▸ The task
Exactly reproduce the lines that follow.

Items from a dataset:
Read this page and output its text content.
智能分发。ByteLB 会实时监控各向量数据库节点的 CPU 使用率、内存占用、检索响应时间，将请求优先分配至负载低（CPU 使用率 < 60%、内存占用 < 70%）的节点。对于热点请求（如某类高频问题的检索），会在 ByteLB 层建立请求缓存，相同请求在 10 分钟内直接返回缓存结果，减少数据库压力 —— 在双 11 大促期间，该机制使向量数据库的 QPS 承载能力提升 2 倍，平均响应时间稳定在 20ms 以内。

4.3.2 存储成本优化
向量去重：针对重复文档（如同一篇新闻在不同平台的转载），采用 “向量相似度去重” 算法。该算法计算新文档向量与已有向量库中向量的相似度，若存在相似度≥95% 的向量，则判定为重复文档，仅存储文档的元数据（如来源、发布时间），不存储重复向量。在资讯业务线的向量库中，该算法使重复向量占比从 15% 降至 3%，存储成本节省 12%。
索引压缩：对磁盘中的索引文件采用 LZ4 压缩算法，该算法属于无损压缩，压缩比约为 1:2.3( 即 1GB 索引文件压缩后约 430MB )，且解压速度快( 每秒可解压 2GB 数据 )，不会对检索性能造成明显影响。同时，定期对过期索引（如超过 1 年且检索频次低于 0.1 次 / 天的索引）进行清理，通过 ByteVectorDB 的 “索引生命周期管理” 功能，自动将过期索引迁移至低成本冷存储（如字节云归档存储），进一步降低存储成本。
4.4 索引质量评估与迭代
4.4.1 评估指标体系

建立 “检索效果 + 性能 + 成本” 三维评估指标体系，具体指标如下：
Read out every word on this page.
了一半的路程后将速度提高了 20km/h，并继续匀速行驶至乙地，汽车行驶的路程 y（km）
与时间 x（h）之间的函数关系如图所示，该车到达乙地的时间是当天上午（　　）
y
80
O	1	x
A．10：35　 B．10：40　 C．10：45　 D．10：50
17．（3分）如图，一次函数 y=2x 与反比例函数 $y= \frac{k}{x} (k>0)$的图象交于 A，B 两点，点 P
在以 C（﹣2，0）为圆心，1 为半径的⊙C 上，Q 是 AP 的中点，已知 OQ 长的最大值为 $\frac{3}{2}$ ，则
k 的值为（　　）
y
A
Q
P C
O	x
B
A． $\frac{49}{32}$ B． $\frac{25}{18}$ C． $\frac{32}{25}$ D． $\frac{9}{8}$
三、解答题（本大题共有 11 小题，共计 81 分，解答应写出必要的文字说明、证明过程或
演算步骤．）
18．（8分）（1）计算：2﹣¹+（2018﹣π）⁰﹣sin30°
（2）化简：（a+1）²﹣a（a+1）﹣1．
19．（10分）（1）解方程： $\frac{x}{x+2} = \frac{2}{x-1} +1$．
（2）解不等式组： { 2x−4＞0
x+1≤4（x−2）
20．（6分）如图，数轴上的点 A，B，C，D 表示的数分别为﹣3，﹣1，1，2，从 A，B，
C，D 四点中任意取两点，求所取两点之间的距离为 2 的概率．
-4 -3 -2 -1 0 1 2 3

▸ Solution for this problem
Read this page and output its text content.
智能分发。ByteLB 会实时监控各向量数据库节点的 CPU 使用率、内存占用、检索响应时间，将请求优先分配至负载低（CPU 使用率 < 60%、内存占用 < 70%）的节点。对于热点请求（如某类高频问题的检索），会在 ByteLB 层建立请求缓存，相同请求在 10 分钟内直接返回缓存结果，减少数据库压力 —— 在双 11 大促期间，该机制使向量数据库的 QPS 承载能力提升 2 倍，平均响应时间稳定在 20ms 以内。

4.3.2 存储成本优化
向量去重：针对重复文档（如同一篇新闻在不同平台的转载），采用 “向量相似度去重” 算法。该算法计算新文档向量与已有向量库中向量的相似度，若存在相似度≥95% 的向量，则判定为重复文档，仅存储文档的元数据（如来源、发布时间），不存储重复向量。在资讯业务线的向量库中，该算法使重复向量占比从 15% 降至 3%，存储成本节省 12%。
索引压缩：对磁盘中的索引文件采用 LZ4 压缩算法，该算法属于无损压缩，压缩比约为 1:2.3( 即 1GB 索引文件压缩后约 430MB )，且解压速度快( 每秒可解压 2GB 数据 )，不会对检索性能造成明显影响。同时，定期对过期索引（如超过 1 年且检索频次低于 0.1 次 / 天的索引）进行清理，通过 ByteVectorDB 的 “索引生命周期管理” 功能，自动将过期索引迁移至低成本冷存储（如字节云归档存储），进一步降低存储成本。
4.4 索引质量评估与迭代
4.4.1 评估指标体系

建立 “检索效果 + 性能 + 成本” 三维评估指标体系，具体指标如下：
Read out every word on this page.
了一半的路程后将速度提高了 20km/h，并继续匀速行驶至乙地，汽车行驶的路程 y（km）
与时间 x（h）之间的函数关系如图所示，该车到达乙地的时间是当天上午（　　）
y
80
O	1	x
A．10：35　 B．10：40　 C．10：45　 D．10：50
17．（3分）如图，一次函数 y=2x 与反比例函数 $y= \frac{k}{x} (k>0)$的图象交于 A，B 两点，点 P
在以 C（﹣2，0）为圆心，1 为半径的⊙C 上，Q 是 AP 的中点，已知 OQ 长的最大值为 $\frac{3}{2}$ ，则
k 的值为（　　）
y
A
Q
P C
O	x
B
A． $\frac{49}{32}$ B． $\frac{25}{18}$ C． $\frac{32}{25}$ D． $\frac{9}{8}$
三、解答题（本大题共有 11 小题，共计 81 分，解答应写出必要的文字说明、证明过程或
演算步骤．）
18．（8分）（1）计算：2﹣¹+（2018﹣π）⁰﹣sin30°
（2）化简：（a+1）²﹣a（a+1）﹣1．
19．（10分）（1）解方程： $\frac{x}{x+2} = \frac{2}{x-1} +1$．
（2）解不等式组： { 2x−4＞0
x+1≤4（x−2）
20．（6分）如图，数轴上的点 A，B，C，D 表示的数分别为﹣3，﹣1，1，2，从 A，B，
C，D 四点中任意取两点，求所取两点之间的距离为 2 的概率．
-4 -3 -2 -1 0 1 2 3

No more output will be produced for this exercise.